> **Extracted data entries**

+ + + + + + +

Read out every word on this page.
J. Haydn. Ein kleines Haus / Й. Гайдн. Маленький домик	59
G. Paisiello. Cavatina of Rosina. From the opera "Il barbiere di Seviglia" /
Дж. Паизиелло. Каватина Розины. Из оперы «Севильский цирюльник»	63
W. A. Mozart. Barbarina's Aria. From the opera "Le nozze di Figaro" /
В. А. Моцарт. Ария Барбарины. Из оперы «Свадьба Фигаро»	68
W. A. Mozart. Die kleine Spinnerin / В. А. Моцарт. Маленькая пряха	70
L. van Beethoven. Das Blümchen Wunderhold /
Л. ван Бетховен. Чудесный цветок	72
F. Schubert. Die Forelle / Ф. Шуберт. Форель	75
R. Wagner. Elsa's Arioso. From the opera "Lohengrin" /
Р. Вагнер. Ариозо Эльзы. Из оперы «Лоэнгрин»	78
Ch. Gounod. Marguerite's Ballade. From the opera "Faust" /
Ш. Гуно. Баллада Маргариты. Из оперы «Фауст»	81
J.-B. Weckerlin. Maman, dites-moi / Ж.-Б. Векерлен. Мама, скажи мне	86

+ + + + + + +

> **Stated task**
Type out the material again exactly as presented.

> **Solution to this task**
Read out every word on this page.
J. Haydn. Ein kleines Haus / Й. Гайдн. Маленький домик	59
G. Paisiello. Cavatina of Rosina. From the opera "Il barbiere di Seviglia" /
Дж. Паизиелло. Каватина Розины. Из оперы «Севильский цирюльник»	63
W. A. Mozart. Barbarina's Aria. From the opera "Le nozze di Figaro" /
В. А. Моцарт. Ария Барбарины. Из оперы «Свадьба Фигаро»	68
W. A. Mozart. Die kleine Spinnerin / В. А. Моцарт. Маленькая пряха	70
L. van Beethoven. Das Blümchen Wunderhold /
Л. ван Бетховен. Чудесный цветок	72
F. Schubert. Die Forelle / Ф. Шуберт. Форель	75
R. Wagner. Elsa's Arioso. From the opera "Lohengrin" /
Р. Вагнер. Ариозо Эльзы. Из оперы «Лоэнгрин»	78
Ch. Gounod. Marguerite's Ballade. From the opera "Faust" /
Ш. Гуно. Баллада Маргариты. Из оперы «Фауст»	81
J.-B. Weckerlin. Maman, dites-moi / Ж.-Б. Векерлен. Мама, скажи мне	86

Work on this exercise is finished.